Write every record out again exactly, and keep images out of it.

■ Records contained in a dataset ■
#####
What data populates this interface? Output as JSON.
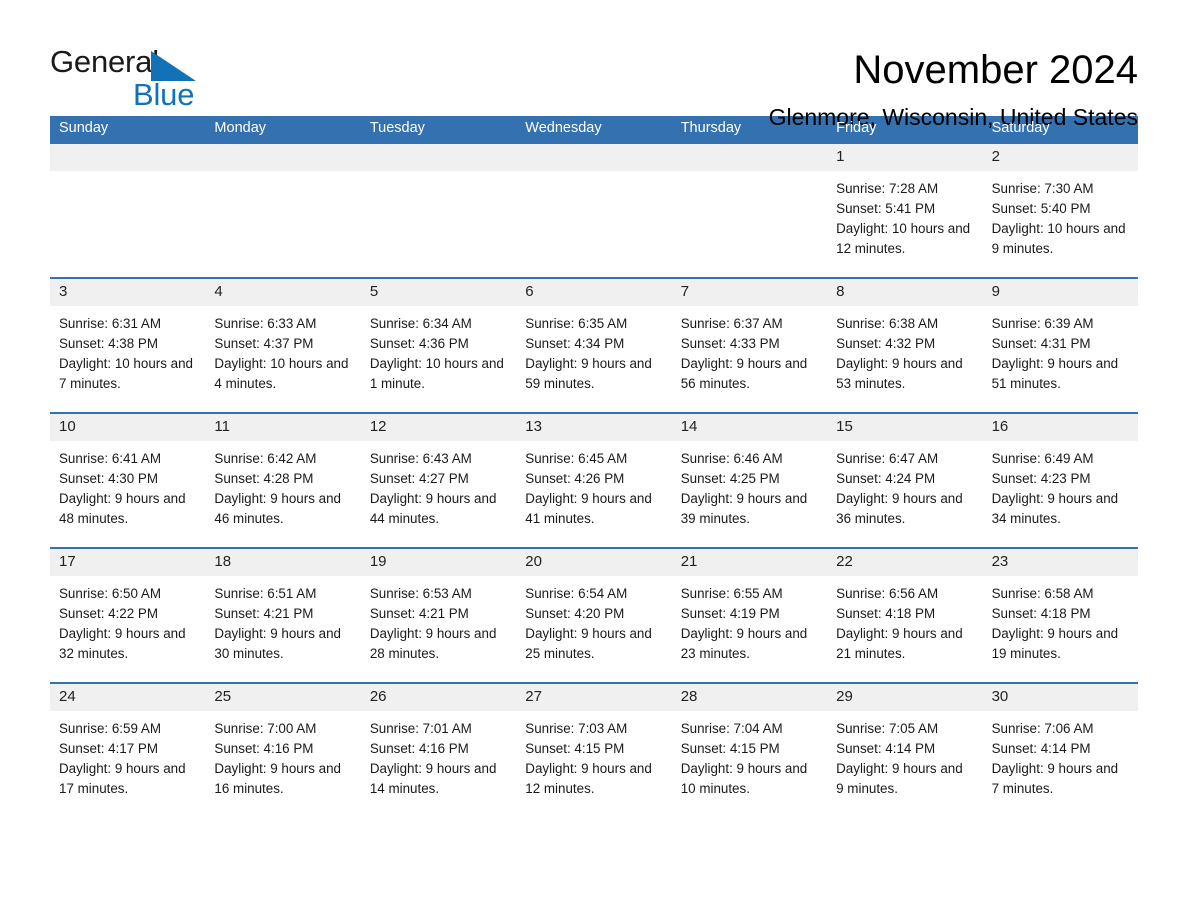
{
  "brand": {
    "name_part1": "General",
    "name_part2": "Blue",
    "accent_color": "#1272b8"
  },
  "header": {
    "title": "November 2024",
    "location": "Glenmore, Wisconsin, United States",
    "header_bg_color": "#3371b0",
    "date_band_color": "#f0f0f0"
  },
  "weekdays": [
    "Sunday",
    "Monday",
    "Tuesday",
    "Wednesday",
    "Thursday",
    "Friday",
    "Saturday"
  ],
  "labels": {
    "sunrise": "Sunrise:",
    "sunset": "Sunset:",
    "daylight": "Daylight:"
  },
  "weeks": [
    [
      {
        "date": "",
        "sunrise": "",
        "sunset": "",
        "daylight": ""
      },
      {
        "date": "",
        "sunrise": "",
        "sunset": "",
        "daylight": ""
      },
      {
        "date": "",
        "sunrise": "",
        "sunset": "",
        "daylight": ""
      },
      {
        "date": "",
        "sunrise": "",
        "sunset": "",
        "daylight": ""
      },
      {
        "date": "",
        "sunrise": "",
        "sunset": "",
        "daylight": ""
      },
      {
        "date": "1",
        "sunrise": "Sunrise: 7:28 AM",
        "sunset": "Sunset: 5:41 PM",
        "daylight": "Daylight: 10 hours and 12 minutes."
      },
      {
        "date": "2",
        "sunrise": "Sunrise: 7:30 AM",
        "sunset": "Sunset: 5:40 PM",
        "daylight": "Daylight: 10 hours and 9 minutes."
      }
    ],
    [
      {
        "date": "3",
        "sunrise": "Sunrise: 6:31 AM",
        "sunset": "Sunset: 4:38 PM",
        "daylight": "Daylight: 10 hours and 7 minutes."
      },
      {
        "date": "4",
        "sunrise": "Sunrise: 6:33 AM",
        "sunset": "Sunset: 4:37 PM",
        "daylight": "Daylight: 10 hours and 4 minutes."
      },
      {
        "date": "5",
        "sunrise": "Sunrise: 6:34 AM",
        "sunset": "Sunset: 4:36 PM",
        "daylight": "Daylight: 10 hours and 1 minute."
      },
      {
        "date": "6",
        "sunrise": "Sunrise: 6:35 AM",
        "sunset": "Sunset: 4:34 PM",
        "daylight": "Daylight: 9 hours and 59 minutes."
      },
      {
        "date": "7",
        "sunrise": "Sunrise: 6:37 AM",
        "sunset": "Sunset: 4:33 PM",
        "daylight": "Daylight: 9 hours and 56 minutes."
      },
      {
        "date": "8",
        "sunrise": "Sunrise: 6:38 AM",
        "sunset": "Sunset: 4:32 PM",
        "daylight": "Daylight: 9 hours and 53 minutes."
      },
      {
        "date": "9",
        "sunrise": "Sunrise: 6:39 AM",
        "sunset": "Sunset: 4:31 PM",
        "daylight": "Daylight: 9 hours and 51 minutes."
      }
    ],
    [
      {
        "date": "10",
        "sunrise": "Sunrise: 6:41 AM",
        "sunset": "Sunset: 4:30 PM",
        "daylight": "Daylight: 9 hours and 48 minutes."
      },
      {
        "date": "11",
        "sunrise": "Sunrise: 6:42 AM",
        "sunset": "Sunset: 4:28 PM",
        "daylight": "Daylight: 9 hours and 46 minutes."
      },
      {
        "date": "12",
        "sunrise": "Sunrise: 6:43 AM",
        "sunset": "Sunset: 4:27 PM",
        "daylight": "Daylight: 9 hours and 44 minutes."
      },
      {
        "date": "13",
        "sunrise": "Sunrise: 6:45 AM",
        "sunset": "Sunset: 4:26 PM",
        "daylight": "Daylight: 9 hours and 41 minutes."
      },
      {
        "date": "14",
        "sunrise": "Sunrise: 6:46 AM",
        "sunset": "Sunset: 4:25 PM",
        "daylight": "Daylight: 9 hours and 39 minutes."
      },
      {
        "date": "15",
        "sunrise": "Sunrise: 6:47 AM",
        "sunset": "Sunset: 4:24 PM",
        "daylight": "Daylight: 9 hours and 36 minutes."
      },
      {
        "date": "16",
        "sunrise": "Sunrise: 6:49 AM",
        "sunset": "Sunset: 4:23 PM",
        "daylight": "Daylight: 9 hours and 34 minutes."
      }
    ],
    [
      {
        "date": "17",
        "sunrise": "Sunrise: 6:50 AM",
        "sunset": "Sunset: 4:22 PM",
        "daylight": "Daylight: 9 hours and 32 minutes."
      },
      {
        "date": "18",
        "sunrise": "Sunrise: 6:51 AM",
        "sunset": "Sunset: 4:21 PM",
        "daylight": "Daylight: 9 hours and 30 minutes."
      },
      {
        "date": "19",
        "sunrise": "Sunrise: 6:53 AM",
        "sunset": "Sunset: 4:21 PM",
        "daylight": "Daylight: 9 hours and 28 minutes."
      },
      {
        "date": "20",
        "sunrise": "Sunrise: 6:54 AM",
        "sunset": "Sunset: 4:20 PM",
        "daylight": "Daylight: 9 hours and 25 minutes."
      },
      {
        "date": "21",
        "sunrise": "Sunrise: 6:55 AM",
        "sunset": "Sunset: 4:19 PM",
        "daylight": "Daylight: 9 hours and 23 minutes."
      },
      {
        "date": "22",
        "sunrise": "Sunrise: 6:56 AM",
        "sunset": "Sunset: 4:18 PM",
        "daylight": "Daylight: 9 hours and 21 minutes."
      },
      {
        "date": "23",
        "sunrise": "Sunrise: 6:58 AM",
        "sunset": "Sunset: 4:18 PM",
        "daylight": "Daylight: 9 hours and 19 minutes."
      }
    ],
    [
      {
        "date": "24",
        "sunrise": "Sunrise: 6:59 AM",
        "sunset": "Sunset: 4:17 PM",
        "daylight": "Daylight: 9 hours and 17 minutes."
      },
      {
        "date": "25",
        "sunrise": "Sunrise: 7:00 AM",
        "sunset": "Sunset: 4:16 PM",
        "daylight": "Daylight: 9 hours and 16 minutes."
      },
      {
        "date": "26",
        "sunrise": "Sunrise: 7:01 AM",
        "sunset": "Sunset: 4:16 PM",
        "daylight": "Daylight: 9 hours and 14 minutes."
      },
      {
        "date": "27",
        "sunrise": "Sunrise: 7:03 AM",
        "sunset": "Sunset: 4:15 PM",
        "daylight": "Daylight: 9 hours and 12 minutes."
      },
      {
        "date": "28",
        "sunrise": "Sunrise: 7:04 AM",
        "sunset": "Sunset: 4:15 PM",
        "daylight": "Daylight: 9 hours and 10 minutes."
      },
      {
        "date": "29",
        "sunrise": "Sunrise: 7:05 AM",
        "sunset": "Sunset: 4:14 PM",
        "daylight": "Daylight: 9 hours and 9 minutes."
      },
      {
        "date": "30",
        "sunrise": "Sunrise: 7:06 AM",
        "sunset": "Sunset: 4:14 PM",
        "daylight": "Daylight: 9 hours and 7 minutes."
      }
    ]
  ]
}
#####
■ Problem solution ■
What data populates this interface? Output as JSON.
{
  "brand": {
    "name_part1": "General",
    "name_part2": "Blue",
    "accent_color": "#1272b8"
  },
  "header": {
    "title": "November 2024",
    "location": "Glenmore, Wisconsin, United States",
    "header_bg_color": "#3371b0",
    "date_band_color": "#f0f0f0"
  },
  "weekdays": [
    "Sunday",
    "Monday",
    "Tuesday",
    "Wednesday",
    "Thursday",
    "Friday",
    "Saturday"
  ],
  "labels": {
    "sunrise": "Sunrise:",
    "sunset": "Sunset:",
    "daylight": "Daylight:"
  },
  "weeks": [
    [
      {
        "date": "",
        "sunrise": "",
        "sunset": "",
        "daylight": ""
      },
      {
        "date": "",
        "sunrise": "",
        "sunset": "",
        "daylight": ""
      },
      {
        "date": "",
        "sunrise": "",
        "sunset": "",
        "daylight": ""
      },
      {
        "date": "",
        "sunrise": "",
        "sunset": "",
        "daylight": ""
      },
      {
        "date": "",
        "sunrise": "",
        "sunset": "",
        "daylight": ""
      },
      {
        "date": "1",
        "sunrise": "Sunrise: 7:28 AM",
        "sunset": "Sunset: 5:41 PM",
        "daylight": "Daylight: 10 hours and 12 minutes."
      },
      {
        "date": "2",
        "sunrise": "Sunrise: 7:30 AM",
        "sunset": "Sunset: 5:40 PM",
        "daylight": "Daylight: 10 hours and 9 minutes."
      }
    ],
    [
      {
        "date": "3",
        "sunrise": "Sunrise: 6:31 AM",
        "sunset": "Sunset: 4:38 PM",
        "daylight": "Daylight: 10 hours and 7 minutes."
      },
      {
        "date": "4",
        "sunrise": "Sunrise: 6:33 AM",
        "sunset": "Sunset: 4:37 PM",
        "daylight": "Daylight: 10 hours and 4 minutes."
      },
      {
        "date": "5",
        "sunrise": "Sunrise: 6:34 AM",
        "sunset": "Sunset: 4:36 PM",
        "daylight": "Daylight: 10 hours and 1 minute."
      },
      {
        "date": "6",
        "sunrise": "Sunrise: 6:35 AM",
        "sunset": "Sunset: 4:34 PM",
        "daylight": "Daylight: 9 hours and 59 minutes."
      },
      {
        "date": "7",
        "sunrise": "Sunrise: 6:37 AM",
        "sunset": "Sunset: 4:33 PM",
        "daylight": "Daylight: 9 hours and 56 minutes."
      },
      {
        "date": "8",
        "sunrise": "Sunrise: 6:38 AM",
        "sunset": "Sunset: 4:32 PM",
        "daylight": "Daylight: 9 hours and 53 minutes."
      },
      {
        "date": "9",
        "sunrise": "Sunrise: 6:39 AM",
        "sunset": "Sunset: 4:31 PM",
        "daylight": "Daylight: 9 hours and 51 minutes."
      }
    ],
    [
      {
        "date": "10",
        "sunrise": "Sunrise: 6:41 AM",
        "sunset": "Sunset: 4:30 PM",
        "daylight": "Daylight: 9 hours and 48 minutes."
      },
      {
        "date": "11",
        "sunrise": "Sunrise: 6:42 AM",
        "sunset": "Sunset: 4:28 PM",
        "daylight": "Daylight: 9 hours and 46 minutes."
      },
      {
        "date": "12",
        "sunrise": "Sunrise: 6:43 AM",
        "sunset": "Sunset: 4:27 PM",
        "daylight": "Daylight: 9 hours and 44 minutes."
      },
      {
        "date": "13",
        "sunrise": "Sunrise: 6:45 AM",
        "sunset": "Sunset: 4:26 PM",
        "daylight": "Daylight: 9 hours and 41 minutes."
      },
      {
        "date": "14",
        "sunrise": "Sunrise: 6:46 AM",
        "sunset": "Sunset: 4:25 PM",
        "daylight": "Daylight: 9 hours and 39 minutes."
      },
      {
        "date": "15",
        "sunrise": "Sunrise: 6:47 AM",
        "sunset": "Sunset: 4:24 PM",
        "daylight": "Daylight: 9 hours and 36 minutes."
      },
      {
        "date": "16",
        "sunrise": "Sunrise: 6:49 AM",
        "sunset": "Sunset: 4:23 PM",
        "daylight": "Daylight: 9 hours and 34 minutes."
      }
    ],
    [
      {
        "date": "17",
        "sunrise": "Sunrise: 6:50 AM",
        "sunset": "Sunset: 4:22 PM",
        "daylight": "Daylight: 9 hours and 32 minutes."
      },
      {
        "date": "18",
        "sunrise": "Sunrise: 6:51 AM",
        "sunset": "Sunset: 4:21 PM",
        "daylight": "Daylight: 9 hours and 30 minutes."
      },
      {
        "date": "19",
        "sunrise": "Sunrise: 6:53 AM",
        "sunset": "Sunset: 4:21 PM",
        "daylight": "Daylight: 9 hours and 28 minutes."
      },
      {
        "date": "20",
        "sunrise": "Sunrise: 6:54 AM",
        "sunset": "Sunset: 4:20 PM",
        "daylight": "Daylight: 9 hours and 25 minutes."
      },
      {
        "date": "21",
        "sunrise": "Sunrise: 6:55 AM",
        "sunset": "Sunset: 4:19 PM",
        "daylight": "Daylight: 9 hours and 23 minutes."
      },
      {
        "date": "22",
        "sunrise": "Sunrise: 6:56 AM",
        "sunset": "Sunset: 4:18 PM",
        "daylight": "Daylight: 9 hours and 21 minutes."
      },
      {
        "date": "23",
        "sunrise": "Sunrise: 6:58 AM",
        "sunset": "Sunset: 4:18 PM",
        "daylight": "Daylight: 9 hours and 19 minutes."
      }
    ],
    [
      {
        "date": "24",
        "sunrise": "Sunrise: 6:59 AM",
        "sunset": "Sunset: 4:17 PM",
        "daylight": "Daylight: 9 hours and 17 minutes."
      },
      {
        "date": "25",
        "sunrise": "Sunrise: 7:00 AM",
        "sunset": "Sunset: 4:16 PM",
        "daylight": "Daylight: 9 hours and 16 minutes."
      },
      {
        "date": "26",
        "sunrise": "Sunrise: 7:01 AM",
        "sunset": "Sunset: 4:16 PM",
        "daylight": "Daylight: 9 hours and 14 minutes."
      },
      {
        "date": "27",
        "sunrise": "Sunrise: 7:03 AM",
        "sunset": "Sunset: 4:15 PM",
        "daylight": "Daylight: 9 hours and 12 minutes."
      },
      {
        "date": "28",
        "sunrise": "Sunrise: 7:04 AM",
        "sunset": "Sunset: 4:15 PM",
        "daylight": "Daylight: 9 hours and 10 minutes."
      },
      {
        "date": "29",
        "sunrise": "Sunrise: 7:05 AM",
        "sunset": "Sunset: 4:14 PM",
        "daylight": "Daylight: 9 hours and 9 minutes."
      },
      {
        "date": "30",
        "sunrise": "Sunrise: 7:06 AM",
        "sunset": "Sunset: 4:14 PM",
        "daylight": "Daylight: 9 hours and 7 minutes."
      }
    ]
  ]
}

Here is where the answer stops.